● WHAT YOU HAVE TO DO
Would you output the whole listing below, exactly as it reads?

## start MATERIAL TO PROCESS

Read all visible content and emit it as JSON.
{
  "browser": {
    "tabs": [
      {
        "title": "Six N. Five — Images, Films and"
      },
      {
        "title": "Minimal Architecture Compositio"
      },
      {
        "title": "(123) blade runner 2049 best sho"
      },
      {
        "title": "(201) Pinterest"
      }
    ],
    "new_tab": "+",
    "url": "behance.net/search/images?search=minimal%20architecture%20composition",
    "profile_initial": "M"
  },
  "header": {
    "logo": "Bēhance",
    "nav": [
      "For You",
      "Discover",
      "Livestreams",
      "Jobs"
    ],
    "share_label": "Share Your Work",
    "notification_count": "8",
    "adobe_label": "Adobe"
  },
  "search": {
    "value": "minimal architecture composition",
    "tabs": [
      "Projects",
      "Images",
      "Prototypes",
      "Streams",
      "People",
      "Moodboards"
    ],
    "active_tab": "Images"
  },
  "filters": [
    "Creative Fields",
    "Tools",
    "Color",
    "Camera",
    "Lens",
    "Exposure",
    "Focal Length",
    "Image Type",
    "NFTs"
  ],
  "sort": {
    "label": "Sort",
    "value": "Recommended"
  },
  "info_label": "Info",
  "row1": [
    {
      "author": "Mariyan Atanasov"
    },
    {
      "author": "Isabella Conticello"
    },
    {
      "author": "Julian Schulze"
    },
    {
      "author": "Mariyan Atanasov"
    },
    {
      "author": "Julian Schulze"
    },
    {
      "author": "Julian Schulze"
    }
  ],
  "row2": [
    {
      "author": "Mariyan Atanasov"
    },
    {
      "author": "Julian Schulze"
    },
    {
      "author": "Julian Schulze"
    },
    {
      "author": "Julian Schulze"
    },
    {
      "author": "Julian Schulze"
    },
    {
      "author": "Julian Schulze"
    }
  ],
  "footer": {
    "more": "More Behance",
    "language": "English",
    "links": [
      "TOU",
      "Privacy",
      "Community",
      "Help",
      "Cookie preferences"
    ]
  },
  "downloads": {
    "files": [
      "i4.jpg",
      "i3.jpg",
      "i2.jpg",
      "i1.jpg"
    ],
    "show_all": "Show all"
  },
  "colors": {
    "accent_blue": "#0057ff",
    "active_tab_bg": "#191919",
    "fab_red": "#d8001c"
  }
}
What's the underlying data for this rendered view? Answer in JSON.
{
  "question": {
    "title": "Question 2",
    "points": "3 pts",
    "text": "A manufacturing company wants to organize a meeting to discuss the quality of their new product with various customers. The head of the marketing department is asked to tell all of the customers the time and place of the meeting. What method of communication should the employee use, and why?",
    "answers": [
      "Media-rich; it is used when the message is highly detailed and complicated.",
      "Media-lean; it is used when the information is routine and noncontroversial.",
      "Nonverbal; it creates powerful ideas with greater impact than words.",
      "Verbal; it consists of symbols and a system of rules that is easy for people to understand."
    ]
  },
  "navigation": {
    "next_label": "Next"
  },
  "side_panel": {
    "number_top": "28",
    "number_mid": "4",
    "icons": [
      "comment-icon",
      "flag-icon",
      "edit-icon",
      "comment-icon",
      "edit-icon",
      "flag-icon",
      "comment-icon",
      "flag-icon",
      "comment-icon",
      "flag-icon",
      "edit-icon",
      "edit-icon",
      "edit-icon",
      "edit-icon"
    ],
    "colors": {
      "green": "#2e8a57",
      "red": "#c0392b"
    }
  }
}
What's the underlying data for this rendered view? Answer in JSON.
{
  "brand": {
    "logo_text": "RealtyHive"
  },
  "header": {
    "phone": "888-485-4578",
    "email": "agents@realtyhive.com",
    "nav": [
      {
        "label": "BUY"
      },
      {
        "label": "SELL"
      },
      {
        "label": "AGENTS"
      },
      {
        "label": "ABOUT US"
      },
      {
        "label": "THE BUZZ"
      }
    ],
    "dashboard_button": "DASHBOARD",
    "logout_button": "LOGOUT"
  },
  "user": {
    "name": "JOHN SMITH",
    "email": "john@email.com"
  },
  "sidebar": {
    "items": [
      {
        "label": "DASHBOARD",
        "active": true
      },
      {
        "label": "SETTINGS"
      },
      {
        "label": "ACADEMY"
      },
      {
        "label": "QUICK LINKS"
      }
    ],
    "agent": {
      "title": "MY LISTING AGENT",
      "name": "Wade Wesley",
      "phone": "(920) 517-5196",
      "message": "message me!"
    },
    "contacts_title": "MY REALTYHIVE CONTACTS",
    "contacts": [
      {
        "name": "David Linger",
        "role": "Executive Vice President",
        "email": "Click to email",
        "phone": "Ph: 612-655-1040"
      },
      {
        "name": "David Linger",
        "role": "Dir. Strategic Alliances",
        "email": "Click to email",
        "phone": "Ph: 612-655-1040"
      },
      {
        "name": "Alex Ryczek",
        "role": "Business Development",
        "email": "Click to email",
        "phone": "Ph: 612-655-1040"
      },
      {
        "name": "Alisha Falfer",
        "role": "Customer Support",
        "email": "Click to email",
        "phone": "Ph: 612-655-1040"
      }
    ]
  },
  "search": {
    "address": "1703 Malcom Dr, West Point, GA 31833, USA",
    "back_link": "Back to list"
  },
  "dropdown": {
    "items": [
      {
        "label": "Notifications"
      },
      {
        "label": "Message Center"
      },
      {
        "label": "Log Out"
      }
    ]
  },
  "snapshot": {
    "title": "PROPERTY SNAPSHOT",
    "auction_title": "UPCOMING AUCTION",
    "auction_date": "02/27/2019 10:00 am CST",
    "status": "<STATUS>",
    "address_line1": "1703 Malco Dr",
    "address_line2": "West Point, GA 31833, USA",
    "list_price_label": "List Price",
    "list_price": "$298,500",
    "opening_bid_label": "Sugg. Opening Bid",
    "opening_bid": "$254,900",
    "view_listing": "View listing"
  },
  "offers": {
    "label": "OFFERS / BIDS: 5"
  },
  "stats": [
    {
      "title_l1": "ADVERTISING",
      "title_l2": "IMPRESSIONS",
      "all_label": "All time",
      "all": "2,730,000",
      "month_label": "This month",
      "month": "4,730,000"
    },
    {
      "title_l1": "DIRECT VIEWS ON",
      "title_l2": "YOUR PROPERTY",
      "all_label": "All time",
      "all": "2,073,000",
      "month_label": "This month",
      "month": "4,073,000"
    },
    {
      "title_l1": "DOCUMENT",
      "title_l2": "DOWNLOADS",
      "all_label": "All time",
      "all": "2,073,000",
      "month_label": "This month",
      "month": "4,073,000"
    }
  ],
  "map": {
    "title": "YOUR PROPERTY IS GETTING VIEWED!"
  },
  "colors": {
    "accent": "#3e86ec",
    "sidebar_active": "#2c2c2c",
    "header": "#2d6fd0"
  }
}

## end MATERIAL TO PROCESS

● FINISHED TASK
Read all visible content and emit it as JSON.
{
  "browser": {
    "tabs": [
      {
        "title": "Six N. Five — Images, Films and"
      },
      {
        "title": "Minimal Architecture Compositio"
      },
      {
        "title": "(123) blade runner 2049 best sho"
      },
      {
        "title": "(201) Pinterest"
      }
    ],
    "new_tab": "+",
    "url": "behance.net/search/images?search=minimal%20architecture%20composition",
    "profile_initial": "M"
  },
  "header": {
    "logo": "Bēhance",
    "nav": [
      "For You",
      "Discover",
      "Livestreams",
      "Jobs"
    ],
    "share_label": "Share Your Work",
    "notification_count": "8",
    "adobe_label": "Adobe"
  },
  "search": {
    "value": "minimal architecture composition",
    "tabs": [
      "Projects",
      "Images",
      "Prototypes",
      "Streams",
      "People",
      "Moodboards"
    ],
    "active_tab": "Images"
  },
  "filters": [
    "Creative Fields",
    "Tools",
    "Color",
    "Camera",
    "Lens",
    "Exposure",
    "Focal Length",
    "Image Type",
    "NFTs"
  ],
  "sort": {
    "label": "Sort",
    "value": "Recommended"
  },
  "info_label": "Info",
  "row1": [
    {
      "author": "Mariyan Atanasov"
    },
    {
      "author": "Isabella Conticello"
    },
    {
      "author": "Julian Schulze"
    },
    {
      "author": "Mariyan Atanasov"
    },
    {
      "author": "Julian Schulze"
    },
    {
      "author": "Julian Schulze"
    }
  ],
  "row2": [
    {
      "author": "Mariyan Atanasov"
    },
    {
      "author": "Julian Schulze"
    },
    {
      "author": "Julian Schulze"
    },
    {
      "author": "Julian Schulze"
    },
    {
      "author": "Julian Schulze"
    },
    {
      "author": "Julian Schulze"
    }
  ],
  "footer": {
    "more": "More Behance",
    "language": "English",
    "links": [
      "TOU",
      "Privacy",
      "Community",
      "Help",
      "Cookie preferences"
    ]
  },
  "downloads": {
    "files": [
      "i4.jpg",
      "i3.jpg",
      "i2.jpg",
      "i1.jpg"
    ],
    "show_all": "Show all"
  },
  "colors": {
    "accent_blue": "#0057ff",
    "active_tab_bg": "#191919",
    "fab_red": "#d8001c"
  }
}
What's the underlying data for this rendered view? Answer in JSON.
{
  "question": {
    "title": "Question 2",
    "points": "3 pts",
    "text": "A manufacturing company wants to organize a meeting to discuss the quality of their new product with various customers. The head of the marketing department is asked to tell all of the customers the time and place of the meeting. What method of communication should the employee use, and why?",
    "answers": [
      "Media-rich; it is used when the message is highly detailed and complicated.",
      "Media-lean; it is used when the information is routine and noncontroversial.",
      "Nonverbal; it creates powerful ideas with greater impact than words.",
      "Verbal; it consists of symbols and a system of rules that is easy for people to understand."
    ]
  },
  "navigation": {
    "next_label": "Next"
  },
  "side_panel": {
    "number_top": "28",
    "number_mid": "4",
    "icons": [
      "comment-icon",
      "flag-icon",
      "edit-icon",
      "comment-icon",
      "edit-icon",
      "flag-icon",
      "comment-icon",
      "flag-icon",
      "comment-icon",
      "flag-icon",
      "edit-icon",
      "edit-icon",
      "edit-icon",
      "edit-icon"
    ],
    "colors": {
      "green": "#2e8a57",
      "red": "#c0392b"
    }
  }
}
What's the underlying data for this rendered view? Answer in JSON.
{
  "brand": {
    "logo_text": "RealtyHive"
  },
  "header": {
    "phone": "888-485-4578",
    "email": "agents@realtyhive.com",
    "nav": [
      {
        "label": "BUY"
      },
      {
        "label": "SELL"
      },
      {
        "label": "AGENTS"
      },
      {
        "label": "ABOUT US"
      },
      {
        "label": "THE BUZZ"
      }
    ],
    "dashboard_button": "DASHBOARD",
    "logout_button": "LOGOUT"
  },
  "user": {
    "name": "JOHN SMITH",
    "email": "john@email.com"
  },
  "sidebar": {
    "items": [
      {
        "label": "DASHBOARD",
        "active": true
      },
      {
        "label": "SETTINGS"
      },
      {
        "label": "ACADEMY"
      },
      {
        "label": "QUICK LINKS"
      }
    ],
    "agent": {
      "title": "MY LISTING AGENT",
      "name": "Wade Wesley",
      "phone": "(920) 517-5196",
      "message": "message me!"
    },
    "contacts_title": "MY REALTYHIVE CONTACTS",
    "contacts": [
      {
        "name": "David Linger",
        "role": "Executive Vice President",
        "email": "Click to email",
        "phone": "Ph: 612-655-1040"
      },
      {
        "name": "David Linger",
        "role": "Dir. Strategic Alliances",
        "email": "Click to email",
        "phone": "Ph: 612-655-1040"
      },
      {
        "name": "Alex Ryczek",
        "role": "Business Development",
        "email": "Click to email",
        "phone": "Ph: 612-655-1040"
      },
      {
        "name": "Alisha Falfer",
        "role": "Customer Support",
        "email": "Click to email",
        "phone": "Ph: 612-655-1040"
      }
    ]
  },
  "search": {
    "address": "1703 Malcom Dr, West Point, GA 31833, USA",
    "back_link": "Back to list"
  },
  "dropdown": {
    "items": [
      {
        "label": "Notifications"
      },
      {
        "label": "Message Center"
      },
      {
        "label": "Log Out"
      }
    ]
  },
  "snapshot": {
    "title": "PROPERTY SNAPSHOT",
    "auction_title": "UPCOMING AUCTION",
    "auction_date": "02/27/2019 10:00 am CST",
    "status": "<STATUS>",
    "address_line1": "1703 Malco Dr",
    "address_line2": "West Point, GA 31833, USA",
    "list_price_label": "List Price",
    "list_price": "$298,500",
    "opening_bid_label": "Sugg. Opening Bid",
    "opening_bid": "$254,900",
    "view_listing": "View listing"
  },
  "offers": {
    "label": "OFFERS / BIDS: 5"
  },
  "stats": [
    {
      "title_l1": "ADVERTISING",
      "title_l2": "IMPRESSIONS",
      "all_label": "All time",
      "all": "2,730,000",
      "month_label": "This month",
      "month": "4,730,000"
    },
    {
      "title_l1": "DIRECT VIEWS ON",
      "title_l2": "YOUR PROPERTY",
      "all_label": "All time",
      "all": "2,073,000",
      "month_label": "This month",
      "month": "4,073,000"
    },
    {
      "title_l1": "DOCUMENT",
      "title_l2": "DOWNLOADS",
      "all_label": "All time",
      "all": "2,073,000",
      "month_label": "This month",
      "month": "4,073,000"
    }
  ],
  "map": {
    "title": "YOUR PROPERTY IS GETTING VIEWED!"
  },
  "colors": {
    "accent": "#3e86ec",
    "sidebar_active": "#2c2c2c",
    "header": "#2d6fd0"
  }
}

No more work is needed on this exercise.